- [ENTRIES PROVIDED]
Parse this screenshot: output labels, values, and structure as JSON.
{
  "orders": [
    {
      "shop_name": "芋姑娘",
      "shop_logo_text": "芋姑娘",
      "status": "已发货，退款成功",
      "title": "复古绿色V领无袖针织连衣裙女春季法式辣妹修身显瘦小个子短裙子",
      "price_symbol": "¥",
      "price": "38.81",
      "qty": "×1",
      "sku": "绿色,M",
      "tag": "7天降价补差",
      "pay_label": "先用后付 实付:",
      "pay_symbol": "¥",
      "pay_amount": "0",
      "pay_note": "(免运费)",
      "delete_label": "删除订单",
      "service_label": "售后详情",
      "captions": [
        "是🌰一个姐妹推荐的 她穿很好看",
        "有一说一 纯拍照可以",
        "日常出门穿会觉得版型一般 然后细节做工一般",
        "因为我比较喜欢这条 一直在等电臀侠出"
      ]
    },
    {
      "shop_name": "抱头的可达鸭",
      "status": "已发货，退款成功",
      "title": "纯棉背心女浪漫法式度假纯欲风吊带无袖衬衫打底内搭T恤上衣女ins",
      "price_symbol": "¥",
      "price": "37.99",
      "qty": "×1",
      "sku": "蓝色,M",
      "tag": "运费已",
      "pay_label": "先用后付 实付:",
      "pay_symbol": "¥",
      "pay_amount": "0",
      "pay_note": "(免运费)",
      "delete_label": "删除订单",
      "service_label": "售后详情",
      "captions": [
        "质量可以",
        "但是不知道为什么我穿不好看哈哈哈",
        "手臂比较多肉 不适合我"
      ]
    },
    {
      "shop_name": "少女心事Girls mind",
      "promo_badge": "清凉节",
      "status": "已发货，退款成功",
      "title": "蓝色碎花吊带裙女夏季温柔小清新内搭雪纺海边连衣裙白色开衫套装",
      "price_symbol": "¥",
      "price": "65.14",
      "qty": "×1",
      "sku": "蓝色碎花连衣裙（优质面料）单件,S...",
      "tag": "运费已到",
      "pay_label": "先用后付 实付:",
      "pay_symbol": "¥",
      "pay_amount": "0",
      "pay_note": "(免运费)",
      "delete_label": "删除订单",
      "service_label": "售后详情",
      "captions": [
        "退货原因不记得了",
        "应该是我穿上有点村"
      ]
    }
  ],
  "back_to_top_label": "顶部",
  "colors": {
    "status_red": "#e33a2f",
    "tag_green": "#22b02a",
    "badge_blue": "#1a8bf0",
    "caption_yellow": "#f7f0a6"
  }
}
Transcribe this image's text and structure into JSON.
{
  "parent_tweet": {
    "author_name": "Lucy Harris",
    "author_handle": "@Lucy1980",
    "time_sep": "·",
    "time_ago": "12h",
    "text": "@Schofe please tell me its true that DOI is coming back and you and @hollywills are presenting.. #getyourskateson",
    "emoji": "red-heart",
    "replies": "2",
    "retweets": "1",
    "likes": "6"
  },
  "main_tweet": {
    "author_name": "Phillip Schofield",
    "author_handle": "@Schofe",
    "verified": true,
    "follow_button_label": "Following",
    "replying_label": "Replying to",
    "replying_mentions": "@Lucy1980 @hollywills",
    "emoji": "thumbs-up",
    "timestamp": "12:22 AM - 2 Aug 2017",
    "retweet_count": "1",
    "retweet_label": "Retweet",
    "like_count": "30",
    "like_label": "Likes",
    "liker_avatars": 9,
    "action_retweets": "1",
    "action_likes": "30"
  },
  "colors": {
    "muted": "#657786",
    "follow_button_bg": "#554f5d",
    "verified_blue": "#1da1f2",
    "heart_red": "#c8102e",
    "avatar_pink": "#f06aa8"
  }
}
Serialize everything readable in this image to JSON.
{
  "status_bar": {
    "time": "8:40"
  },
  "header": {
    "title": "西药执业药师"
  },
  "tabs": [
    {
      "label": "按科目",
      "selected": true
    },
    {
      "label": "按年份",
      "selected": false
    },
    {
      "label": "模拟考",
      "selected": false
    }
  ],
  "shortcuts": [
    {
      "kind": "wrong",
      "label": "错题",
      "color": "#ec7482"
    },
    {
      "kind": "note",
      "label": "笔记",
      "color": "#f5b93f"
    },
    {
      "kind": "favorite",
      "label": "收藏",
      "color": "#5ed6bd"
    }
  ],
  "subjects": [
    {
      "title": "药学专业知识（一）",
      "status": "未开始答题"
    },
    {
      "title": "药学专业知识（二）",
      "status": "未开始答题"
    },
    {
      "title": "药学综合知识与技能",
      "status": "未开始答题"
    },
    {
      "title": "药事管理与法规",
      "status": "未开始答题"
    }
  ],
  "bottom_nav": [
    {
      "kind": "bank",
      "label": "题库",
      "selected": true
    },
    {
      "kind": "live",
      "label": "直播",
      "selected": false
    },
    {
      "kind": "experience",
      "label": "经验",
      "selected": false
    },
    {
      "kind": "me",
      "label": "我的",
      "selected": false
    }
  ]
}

- [WHAT YOU WILL DO] Every record should be given again exactly.

- [EXERCISE ANSWER]
Parse this screenshot: output labels, values, and structure as JSON.
{
  "orders": [
    {
      "shop_name": "芋姑娘",
      "shop_logo_text": "芋姑娘",
      "status": "已发货，退款成功",
      "title": "复古绿色V领无袖针织连衣裙女春季法式辣妹修身显瘦小个子短裙子",
      "price_symbol": "¥",
      "price": "38.81",
      "qty": "×1",
      "sku": "绿色,M",
      "tag": "7天降价补差",
      "pay_label": "先用后付 实付:",
      "pay_symbol": "¥",
      "pay_amount": "0",
      "pay_note": "(免运费)",
      "delete_label": "删除订单",
      "service_label": "售后详情",
      "captions": [
        "是🌰一个姐妹推荐的 她穿很好看",
        "有一说一 纯拍照可以",
        "日常出门穿会觉得版型一般 然后细节做工一般",
        "因为我比较喜欢这条 一直在等电臀侠出"
      ]
    },
    {
      "shop_name": "抱头的可达鸭",
      "status": "已发货，退款成功",
      "title": "纯棉背心女浪漫法式度假纯欲风吊带无袖衬衫打底内搭T恤上衣女ins",
      "price_symbol": "¥",
      "price": "37.99",
      "qty": "×1",
      "sku": "蓝色,M",
      "tag": "运费已",
      "pay_label": "先用后付 实付:",
      "pay_symbol": "¥",
      "pay_amount": "0",
      "pay_note": "(免运费)",
      "delete_label": "删除订单",
      "service_label": "售后详情",
      "captions": [
        "质量可以",
        "但是不知道为什么我穿不好看哈哈哈",
        "手臂比较多肉 不适合我"
      ]
    },
    {
      "shop_name": "少女心事Girls mind",
      "promo_badge": "清凉节",
      "status": "已发货，退款成功",
      "title": "蓝色碎花吊带裙女夏季温柔小清新内搭雪纺海边连衣裙白色开衫套装",
      "price_symbol": "¥",
      "price": "65.14",
      "qty": "×1",
      "sku": "蓝色碎花连衣裙（优质面料）单件,S...",
      "tag": "运费已到",
      "pay_label": "先用后付 实付:",
      "pay_symbol": "¥",
      "pay_amount": "0",
      "pay_note": "(免运费)",
      "delete_label": "删除订单",
      "service_label": "售后详情",
      "captions": [
        "退货原因不记得了",
        "应该是我穿上有点村"
      ]
    }
  ],
  "back_to_top_label": "顶部",
  "colors": {
    "status_red": "#e33a2f",
    "tag_green": "#22b02a",
    "badge_blue": "#1a8bf0",
    "caption_yellow": "#f7f0a6"
  }
}
Transcribe this image's text and structure into JSON.
{
  "parent_tweet": {
    "author_name": "Lucy Harris",
    "author_handle": "@Lucy1980",
    "time_sep": "·",
    "time_ago": "12h",
    "text": "@Schofe please tell me its true that DOI is coming back and you and @hollywills are presenting.. #getyourskateson",
    "emoji": "red-heart",
    "replies": "2",
    "retweets": "1",
    "likes": "6"
  },
  "main_tweet": {
    "author_name": "Phillip Schofield",
    "author_handle": "@Schofe",
    "verified": true,
    "follow_button_label": "Following",
    "replying_label": "Replying to",
    "replying_mentions": "@Lucy1980 @hollywills",
    "emoji": "thumbs-up",
    "timestamp": "12:22 AM - 2 Aug 2017",
    "retweet_count": "1",
    "retweet_label": "Retweet",
    "like_count": "30",
    "like_label": "Likes",
    "liker_avatars": 9,
    "action_retweets": "1",
    "action_likes": "30"
  },
  "colors": {
    "muted": "#657786",
    "follow_button_bg": "#554f5d",
    "verified_blue": "#1da1f2",
    "heart_red": "#c8102e",
    "avatar_pink": "#f06aa8"
  }
}
Serialize everything readable in this image to JSON.
{
  "status_bar": {
    "time": "8:40"
  },
  "header": {
    "title": "西药执业药师"
  },
  "tabs": [
    {
      "label": "按科目",
      "selected": true
    },
    {
      "label": "按年份",
      "selected": false
    },
    {
      "label": "模拟考",
      "selected": false
    }
  ],
  "shortcuts": [
    {
      "kind": "wrong",
      "label": "错题",
      "color": "#ec7482"
    },
    {
      "kind": "note",
      "label": "笔记",
      "color": "#f5b93f"
    },
    {
      "kind": "favorite",
      "label": "收藏",
      "color": "#5ed6bd"
    }
  ],
  "subjects": [
    {
      "title": "药学专业知识（一）",
      "status": "未开始答题"
    },
    {
      "title": "药学专业知识（二）",
      "status": "未开始答题"
    },
    {
      "title": "药学综合知识与技能",
      "status": "未开始答题"
    },
    {
      "title": "药事管理与法规",
      "status": "未开始答题"
    }
  ],
  "bottom_nav": [
    {
      "kind": "bank",
      "label": "题库",
      "selected": true
    },
    {
      "kind": "live",
      "label": "直播",
      "selected": false
    },
    {
      "kind": "experience",
      "label": "经验",
      "selected": false
    },
    {
      "kind": "me",
      "label": "我的",
      "selected": false
    }
  ]
}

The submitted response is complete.